------ Source passage ------

In Mikelsteins v Morrison Hershfield Limited[1], the Ontario Court of Appeal held that an employee was not entitled to compensation over his common law notice period in connection with shares he had purchased under a shareholders agreement.

The Court held that a motion judge’s prior decision (which extended the employee’s shareholder rights over a 26-month notice period) had improperly conflated the employee’s entitlement to compensation arising from the breach of his employment agreement with his specific contractual entitlements under the shareholders agreement.

In allowing the appeal, the Court found that the terms of the shareholders agreement determined the employee’s rights concerning compensation for his shares – and this entitlement was distinct from his common law termination entitlements.


This case concerned a senior executive with 31 years of service who was dismissed on a without cause basis. Prior to the termination of his employment, the employee had purchased shares under the employer’s shareholders agreement.

There were two terms of the shareholders agreement that were significant in this case:

  1. Shareholders were eligible to receive a share bonus (which was essentially a dividend determined by the company’s financial success – not by an employee’s performance).
  2. Termination of employment triggered the employer’s right to repurchase the shares. A shareholder is “deemed to have given a Transfer Notice covering all of the Shares held by him/her on a date which is 30 days from the date he/she is notified of such termination by the Corporation”, and is entitled to “fair value” for the share sale.

------

■ Stated task 1:
In the entries below, repeat word for word the lines from the one containing "series-line-5-years — [157, 63, 507, 276]" through the one containing "x-tick-label: Dec-21 — [325, 337, 339, 376]".

------ Given records ------

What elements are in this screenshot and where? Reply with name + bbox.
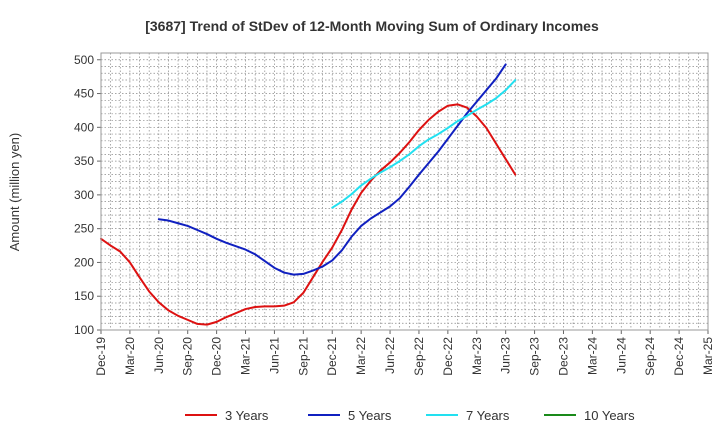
series-line-5-years — [157, 63, 507, 276]
series-line-3-years — [100, 103, 517, 326]
y-tick-label: 200 — [74, 255, 94, 269]
y-tick-label: 250 — [74, 222, 94, 236]
legend-label-5-years: 5 Years — [348, 408, 392, 423]
y-tick-label: 400 — [74, 120, 94, 134]
x-tick-label: Dec-22 — [441, 337, 455, 376]
x-tick-label: Dec-21 — [325, 337, 339, 376]
y-tick-label: 300 — [74, 188, 94, 202]
x-tick-label: Mar-20 — [123, 337, 137, 375]
legend-label-7-years: 7 Years — [466, 408, 510, 423]
x-tick-label: Dec-23 — [556, 337, 570, 376]
x-tick-label: Sep-21 — [296, 337, 310, 376]
y-tick-label: 350 — [74, 154, 94, 168]
x-tick-label: Mar-21 — [239, 337, 253, 375]
plot-frame — [100, 52, 709, 331]
x-tick-label: Mar-23 — [470, 337, 484, 375]
x-tick-label: Sep-23 — [528, 337, 542, 376]
x-tick-label: Jun-21 — [267, 337, 281, 374]
y-axis-ticks: 100 150 200 250 300 350 400 450 500 — [74, 53, 101, 337]
grid — [101, 53, 708, 330]
x-tick-label: Jun-22 — [383, 337, 397, 374]
x-tick-label: Dec-20 — [210, 337, 224, 376]
x-tick-label: Jun-24 — [614, 337, 628, 374]
x-tick-label: Mar-22 — [354, 337, 368, 375]
chart-title: [3687] Trend of StDev of 12-Month Moving… — [145, 18, 599, 34]
x-axis-ticks: Dec-19 Mar-20 Jun-20 Sep-20 Dec-20 Mar-21 Jun-… — [94, 330, 715, 376]
y-tick-label: 450 — [74, 87, 94, 101]
legend-label-3-years: 3 Years — [225, 408, 269, 423]
x-tick-label: Mar-24 — [585, 337, 599, 375]
series-lines — [100, 63, 517, 326]
x-tick-label: Dec-19 — [94, 337, 108, 376]
legend-label-10-years: 10 Years — [584, 408, 635, 423]
x-tick-label: Sep-20 — [181, 337, 195, 376]
x-tick-label: Jun-23 — [499, 337, 513, 374]
x-tick-label: Dec-24 — [672, 337, 686, 376]
x-tick-label: Sep-22 — [412, 337, 426, 376]
x-tick-label: Sep-24 — [643, 337, 657, 376]
y-tick-label: 100 — [74, 323, 94, 337]
legend: 3 Years 5 Years 7 Years 10 Years — [185, 408, 635, 423]
y-tick-label: 150 — [74, 289, 94, 303]
series-line-7-years — [331, 79, 517, 209]
x-tick-label: Mar-25 — [701, 337, 715, 375]
y-axis-label: Amount (million yen) — [7, 133, 22, 252]
x-tick-label: Jun-20 — [152, 337, 166, 374]
y-tick-label: 500 — [74, 53, 94, 67]
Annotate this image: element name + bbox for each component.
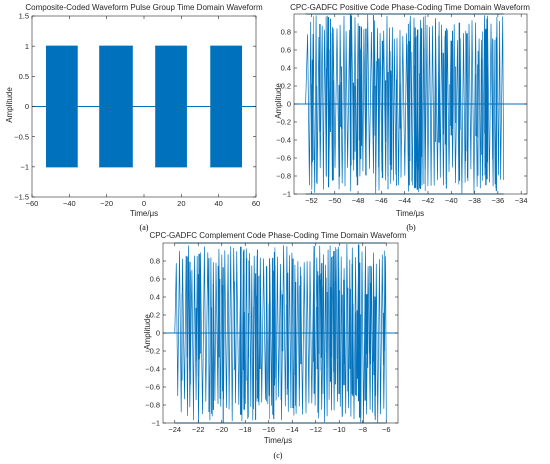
x-tick-label: −20 (215, 425, 228, 434)
panel-b-plot: −52 −50 −48 −46 −44 −42 −40 −38 −36 −34 −1 −0.8 −0.6… (276, 13, 528, 205)
x-tick-label: −22 (192, 425, 205, 434)
x-tick-label: −8 (358, 425, 367, 434)
y-tick-label: 0 (25, 102, 29, 111)
panel-a-title: Composite-Coded Waveform Pulse Group Tim… (25, 3, 263, 12)
y-tick-label: −0.8 (145, 401, 160, 410)
panel-b: CPC-GADFC Positive Code Phase-Coding Tim… (274, 3, 530, 232)
x-tick-label: −42 (422, 196, 435, 205)
caption-a: (a) (140, 223, 149, 232)
y-tick-label: 0.4 (281, 64, 291, 73)
signal-segment-1 (305, 13, 505, 195)
x-tick-label: −6 (382, 425, 391, 434)
y-tick-label: −0.5 (14, 132, 29, 141)
x-tick-label: −48 (352, 196, 365, 205)
y-tick-label: 1.5 (19, 12, 29, 21)
signal-segment-1 (174, 242, 387, 424)
y-tick-label: −0.6 (145, 383, 160, 392)
x-tick-label: −34 (515, 196, 528, 205)
y-tick-label: 0.5 (19, 72, 29, 81)
panel-b-xlabel: Time/μs (396, 209, 424, 218)
panel-a-xlabel: Time/μs (130, 209, 158, 218)
x-tick-label: −36 (492, 196, 505, 205)
pulse-block (99, 46, 133, 167)
y-tick-label: −1 (282, 190, 291, 199)
panel-c-title: CPC-GADFC Complement Code Phase-Coding T… (149, 231, 406, 240)
y-tick-label: 0.2 (281, 82, 291, 91)
y-tick-label: −0.6 (276, 154, 291, 163)
x-tick-label: −14 (286, 425, 299, 434)
y-tick-label: 0.6 (281, 46, 291, 55)
x-tick-label: 60 (252, 199, 260, 208)
y-tick-label: 0.8 (150, 257, 160, 266)
y-tick-label: 0.2 (150, 311, 160, 320)
y-tick-label: 1 (25, 42, 29, 51)
signal-segment-2 (99, 45, 133, 168)
pulse-block (155, 46, 187, 167)
x-tick-label: −40 (63, 199, 76, 208)
panel-b-ylabel: Amplitude (274, 83, 283, 119)
x-tick-label: −18 (239, 425, 252, 434)
x-tick-label: −38 (468, 196, 481, 205)
x-tick-label: 40 (214, 199, 222, 208)
panel-a: Composite-Coded Waveform Pulse Group Tim… (5, 3, 263, 232)
y-tick-label: −0.4 (276, 136, 291, 145)
y-tick-label: −1 (20, 162, 29, 171)
y-tick-label: 0 (287, 100, 291, 109)
x-tick-label: −60 (26, 199, 39, 208)
y-tick-label: 0 (156, 329, 160, 338)
y-tick-label: 0.8 (281, 28, 291, 37)
x-tick-label: −16 (262, 425, 275, 434)
waveform-trace (174, 243, 387, 424)
y-tick-label: −1.5 (14, 193, 29, 202)
x-tick-label: −52 (305, 196, 318, 205)
waveform-trace (305, 14, 505, 194)
panel-c-ylabel: Amplitude (143, 314, 152, 350)
panel-c-plot: −24 −22 −20 −18 −16 −14 −12 −10 −8 −6 −1 −0.8 −0.6 −0… (145, 242, 399, 434)
x-tick-label: −12 (309, 425, 322, 434)
x-tick-label: −40 (445, 196, 458, 205)
x-tick-label: 20 (177, 199, 185, 208)
panel-a-ylabel: Amplitude (5, 87, 14, 123)
panel-c-xlabel: Time/μs (264, 436, 292, 445)
x-tick-label: −50 (328, 196, 341, 205)
y-tick-label: 0.6 (150, 275, 160, 284)
y-tick-label: −1 (151, 419, 160, 428)
panel-a-plot: −60 −40 −20 0 20 40 60 −1.5 −1 −0.5 0 0.5 1 1.5 (14, 12, 260, 208)
pulse-block (46, 46, 78, 167)
signal-segment-3 (155, 45, 187, 168)
panel-c: CPC-GADFC Complement Code Phase-Coding T… (143, 231, 407, 460)
y-tick-label: −0.2 (145, 347, 160, 356)
y-tick-label: −0.2 (276, 118, 291, 127)
x-tick-label: −46 (375, 196, 388, 205)
caption-c: (c) (274, 451, 283, 460)
caption-b: (b) (406, 223, 416, 232)
signal-segment-1 (46, 45, 78, 168)
panel-b-title: CPC-GADFC Positive Code Phase-Coding Tim… (290, 3, 530, 12)
pulse-block (210, 46, 242, 167)
y-tick-label: −0.8 (276, 172, 291, 181)
x-tick-label: −44 (398, 196, 411, 205)
y-tick-label: 0.4 (150, 293, 160, 302)
x-tick-label: 0 (142, 199, 146, 208)
x-tick-label: −20 (100, 199, 113, 208)
x-tick-label: −24 (168, 425, 181, 434)
x-tick-label: −10 (333, 425, 346, 434)
y-tick-label: −0.4 (145, 365, 160, 374)
signal-segment-4 (210, 45, 242, 168)
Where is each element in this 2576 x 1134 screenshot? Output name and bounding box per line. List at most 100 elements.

------

■ Stated task 2:
Write out the case summary word for word, from "The Court held" to "law termination entitlements.".

■ Reply 1:
series-line-5-years — [157, 63, 507, 276]
series-line-3-years — [100, 103, 517, 326]
y-tick-label: 200 — [74, 255, 94, 269]
y-tick-label: 250 — [74, 222, 94, 236]
legend-label-5-years: 5 Years — [348, 408, 392, 423]
y-tick-label: 400 — [74, 120, 94, 134]
x-tick-label: Dec-22 — [441, 337, 455, 376]
x-tick-label: Dec-21 — [325, 337, 339, 376]

■ Reply 2:
The Court held that a motion judge’s prior decision (which extended the employee’s shareholder rights over a 26-month notice period) had improperly conflated the employee’s entitlement to compensation arising from the breach of his employment agreement with his specific contractual entitlements under the shareholders agreement.

In allowing the appeal, the Court found that the terms of the shareholders agreement determined the employee’s rights concerning compensation for his shares – and this entitlement was distinct from his common law termination entitlements.